Given problem:
Pick out every line holding the string "didattica" and copy it.

--- Begin ---

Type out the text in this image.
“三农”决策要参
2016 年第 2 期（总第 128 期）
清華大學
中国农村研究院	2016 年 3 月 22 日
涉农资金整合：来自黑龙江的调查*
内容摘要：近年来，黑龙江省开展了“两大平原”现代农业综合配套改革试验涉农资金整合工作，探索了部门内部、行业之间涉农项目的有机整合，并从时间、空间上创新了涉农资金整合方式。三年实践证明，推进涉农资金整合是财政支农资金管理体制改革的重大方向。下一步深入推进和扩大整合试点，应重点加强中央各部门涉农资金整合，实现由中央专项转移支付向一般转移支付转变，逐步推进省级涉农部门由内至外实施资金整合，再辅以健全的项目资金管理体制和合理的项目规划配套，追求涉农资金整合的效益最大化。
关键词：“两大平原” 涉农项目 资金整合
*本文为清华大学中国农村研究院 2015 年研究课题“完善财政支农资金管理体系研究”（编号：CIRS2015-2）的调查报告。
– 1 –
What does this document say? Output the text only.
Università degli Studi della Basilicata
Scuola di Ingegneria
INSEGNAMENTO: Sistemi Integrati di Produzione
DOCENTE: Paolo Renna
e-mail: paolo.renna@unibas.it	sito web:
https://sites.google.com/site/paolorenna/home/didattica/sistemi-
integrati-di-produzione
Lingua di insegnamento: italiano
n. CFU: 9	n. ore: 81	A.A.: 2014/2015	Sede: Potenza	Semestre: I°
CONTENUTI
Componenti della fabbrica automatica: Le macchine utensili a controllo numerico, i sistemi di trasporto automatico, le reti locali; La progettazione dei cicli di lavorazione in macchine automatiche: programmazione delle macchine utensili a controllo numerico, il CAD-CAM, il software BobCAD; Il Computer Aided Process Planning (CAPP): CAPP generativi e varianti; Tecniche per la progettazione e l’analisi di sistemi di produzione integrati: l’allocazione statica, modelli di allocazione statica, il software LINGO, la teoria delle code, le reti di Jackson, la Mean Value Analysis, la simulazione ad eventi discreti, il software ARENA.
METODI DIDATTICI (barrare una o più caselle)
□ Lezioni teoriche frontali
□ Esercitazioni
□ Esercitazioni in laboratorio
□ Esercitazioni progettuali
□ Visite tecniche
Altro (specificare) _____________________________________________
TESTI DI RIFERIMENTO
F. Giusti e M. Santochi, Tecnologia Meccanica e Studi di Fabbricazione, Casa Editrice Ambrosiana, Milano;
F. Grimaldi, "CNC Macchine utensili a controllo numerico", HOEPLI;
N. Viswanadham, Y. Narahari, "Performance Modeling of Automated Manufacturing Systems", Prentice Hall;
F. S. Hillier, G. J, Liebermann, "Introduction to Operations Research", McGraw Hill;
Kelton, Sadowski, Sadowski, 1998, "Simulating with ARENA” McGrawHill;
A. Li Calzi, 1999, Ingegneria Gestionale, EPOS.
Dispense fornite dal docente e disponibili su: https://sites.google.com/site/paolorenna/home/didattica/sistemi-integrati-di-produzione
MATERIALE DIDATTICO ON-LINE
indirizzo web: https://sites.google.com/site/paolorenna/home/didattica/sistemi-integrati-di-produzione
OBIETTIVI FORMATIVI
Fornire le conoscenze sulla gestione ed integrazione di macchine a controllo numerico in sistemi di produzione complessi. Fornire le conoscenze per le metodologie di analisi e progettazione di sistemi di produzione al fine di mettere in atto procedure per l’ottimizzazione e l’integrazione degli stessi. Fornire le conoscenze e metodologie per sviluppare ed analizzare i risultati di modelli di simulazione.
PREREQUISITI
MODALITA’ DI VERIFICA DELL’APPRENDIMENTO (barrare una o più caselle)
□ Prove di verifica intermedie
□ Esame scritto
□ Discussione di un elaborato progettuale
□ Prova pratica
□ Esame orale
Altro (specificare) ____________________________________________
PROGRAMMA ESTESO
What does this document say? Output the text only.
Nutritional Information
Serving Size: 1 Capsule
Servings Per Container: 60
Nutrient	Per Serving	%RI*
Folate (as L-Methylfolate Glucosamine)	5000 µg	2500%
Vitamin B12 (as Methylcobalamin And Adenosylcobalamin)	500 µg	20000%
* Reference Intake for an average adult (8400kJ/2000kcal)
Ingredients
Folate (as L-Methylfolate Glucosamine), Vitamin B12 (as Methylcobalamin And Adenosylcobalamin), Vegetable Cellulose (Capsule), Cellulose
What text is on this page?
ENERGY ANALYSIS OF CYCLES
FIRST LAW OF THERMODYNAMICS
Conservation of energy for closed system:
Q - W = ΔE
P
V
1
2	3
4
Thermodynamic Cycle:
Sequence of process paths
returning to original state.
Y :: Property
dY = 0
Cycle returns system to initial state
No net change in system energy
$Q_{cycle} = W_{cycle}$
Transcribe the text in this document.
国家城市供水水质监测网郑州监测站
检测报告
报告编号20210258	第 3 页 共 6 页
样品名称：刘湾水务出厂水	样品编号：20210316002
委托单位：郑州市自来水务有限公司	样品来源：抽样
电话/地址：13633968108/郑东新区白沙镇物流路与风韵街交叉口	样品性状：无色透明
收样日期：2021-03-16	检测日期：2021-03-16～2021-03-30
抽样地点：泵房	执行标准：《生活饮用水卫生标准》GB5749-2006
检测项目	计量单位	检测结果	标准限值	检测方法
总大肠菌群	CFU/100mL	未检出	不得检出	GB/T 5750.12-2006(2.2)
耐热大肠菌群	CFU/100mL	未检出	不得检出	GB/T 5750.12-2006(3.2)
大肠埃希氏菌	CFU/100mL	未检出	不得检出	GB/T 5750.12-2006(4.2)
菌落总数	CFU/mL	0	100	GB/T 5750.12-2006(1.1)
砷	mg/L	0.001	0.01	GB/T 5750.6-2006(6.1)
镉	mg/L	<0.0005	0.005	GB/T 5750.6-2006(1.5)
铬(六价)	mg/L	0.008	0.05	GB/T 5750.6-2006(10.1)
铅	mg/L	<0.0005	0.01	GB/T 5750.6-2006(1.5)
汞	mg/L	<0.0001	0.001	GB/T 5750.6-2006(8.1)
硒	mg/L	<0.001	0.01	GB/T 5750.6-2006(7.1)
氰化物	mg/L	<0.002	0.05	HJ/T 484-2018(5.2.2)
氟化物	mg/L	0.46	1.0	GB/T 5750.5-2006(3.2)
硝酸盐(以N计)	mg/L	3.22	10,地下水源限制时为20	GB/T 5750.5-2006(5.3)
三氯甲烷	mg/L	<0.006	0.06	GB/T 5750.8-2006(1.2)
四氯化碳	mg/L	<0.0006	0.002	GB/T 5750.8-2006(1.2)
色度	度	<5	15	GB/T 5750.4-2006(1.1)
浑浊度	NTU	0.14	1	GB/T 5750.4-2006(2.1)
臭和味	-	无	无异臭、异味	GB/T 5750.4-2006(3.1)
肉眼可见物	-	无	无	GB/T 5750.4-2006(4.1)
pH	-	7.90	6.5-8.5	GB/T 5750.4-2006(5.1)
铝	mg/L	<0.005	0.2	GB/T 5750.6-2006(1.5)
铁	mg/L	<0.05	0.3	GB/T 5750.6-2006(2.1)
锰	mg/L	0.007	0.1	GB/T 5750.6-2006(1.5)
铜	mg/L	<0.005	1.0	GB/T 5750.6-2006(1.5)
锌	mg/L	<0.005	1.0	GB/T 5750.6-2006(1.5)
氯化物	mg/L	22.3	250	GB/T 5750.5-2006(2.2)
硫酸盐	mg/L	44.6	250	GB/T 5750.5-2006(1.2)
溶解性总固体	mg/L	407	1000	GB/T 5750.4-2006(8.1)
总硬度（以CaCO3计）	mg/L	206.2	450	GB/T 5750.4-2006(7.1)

--- End ---

Expected answer:
https://sites.google.com/site/paolorenna/home/didattica/sistemi-
Dispense fornite dal docente e disponibili su: https://sites.google.com/site/paolorenna/home/didattica/sistemi-integrati-di-produzione
indirizzo web: https://sites.google.com/site/paolorenna/home/didattica/sistemi-integrati-di-produzione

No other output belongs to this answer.